● Chart and figure data
□ □ □ □ □ □ □

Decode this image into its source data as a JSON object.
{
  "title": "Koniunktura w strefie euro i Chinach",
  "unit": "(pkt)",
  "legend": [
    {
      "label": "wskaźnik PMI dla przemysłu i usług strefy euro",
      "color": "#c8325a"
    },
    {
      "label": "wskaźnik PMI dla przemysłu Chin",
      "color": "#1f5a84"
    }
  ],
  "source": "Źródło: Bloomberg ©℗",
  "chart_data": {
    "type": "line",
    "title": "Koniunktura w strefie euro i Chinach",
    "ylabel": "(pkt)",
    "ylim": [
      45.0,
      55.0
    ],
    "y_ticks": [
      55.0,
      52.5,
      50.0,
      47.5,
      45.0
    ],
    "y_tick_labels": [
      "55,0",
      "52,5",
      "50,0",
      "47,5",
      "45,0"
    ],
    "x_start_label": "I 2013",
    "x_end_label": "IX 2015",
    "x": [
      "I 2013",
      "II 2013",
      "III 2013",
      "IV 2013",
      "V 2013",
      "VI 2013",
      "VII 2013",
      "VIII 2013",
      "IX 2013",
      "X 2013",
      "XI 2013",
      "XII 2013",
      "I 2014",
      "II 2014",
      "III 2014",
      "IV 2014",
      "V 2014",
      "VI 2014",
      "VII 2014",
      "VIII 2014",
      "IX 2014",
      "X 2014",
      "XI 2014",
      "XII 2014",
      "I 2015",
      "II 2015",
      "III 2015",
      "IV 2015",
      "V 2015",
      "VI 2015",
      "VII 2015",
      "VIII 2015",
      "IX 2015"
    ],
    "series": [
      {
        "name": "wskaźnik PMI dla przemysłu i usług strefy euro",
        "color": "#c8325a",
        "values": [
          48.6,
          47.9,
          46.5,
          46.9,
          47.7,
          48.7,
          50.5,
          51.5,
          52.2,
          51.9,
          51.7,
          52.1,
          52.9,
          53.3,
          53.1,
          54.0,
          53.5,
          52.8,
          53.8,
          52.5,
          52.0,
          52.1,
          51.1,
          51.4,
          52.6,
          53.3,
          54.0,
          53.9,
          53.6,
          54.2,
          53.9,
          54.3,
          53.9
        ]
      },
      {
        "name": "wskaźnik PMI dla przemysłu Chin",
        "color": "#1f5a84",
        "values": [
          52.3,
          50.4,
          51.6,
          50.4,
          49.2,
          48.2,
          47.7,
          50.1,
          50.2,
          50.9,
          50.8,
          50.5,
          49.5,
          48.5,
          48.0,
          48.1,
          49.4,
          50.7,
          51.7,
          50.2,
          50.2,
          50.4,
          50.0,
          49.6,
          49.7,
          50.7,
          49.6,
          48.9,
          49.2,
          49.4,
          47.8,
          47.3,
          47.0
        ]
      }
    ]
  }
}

□ □ □ □ □ □ □

What is the number of lines in the records that contain the string "przemysłu"? Give only that number.

4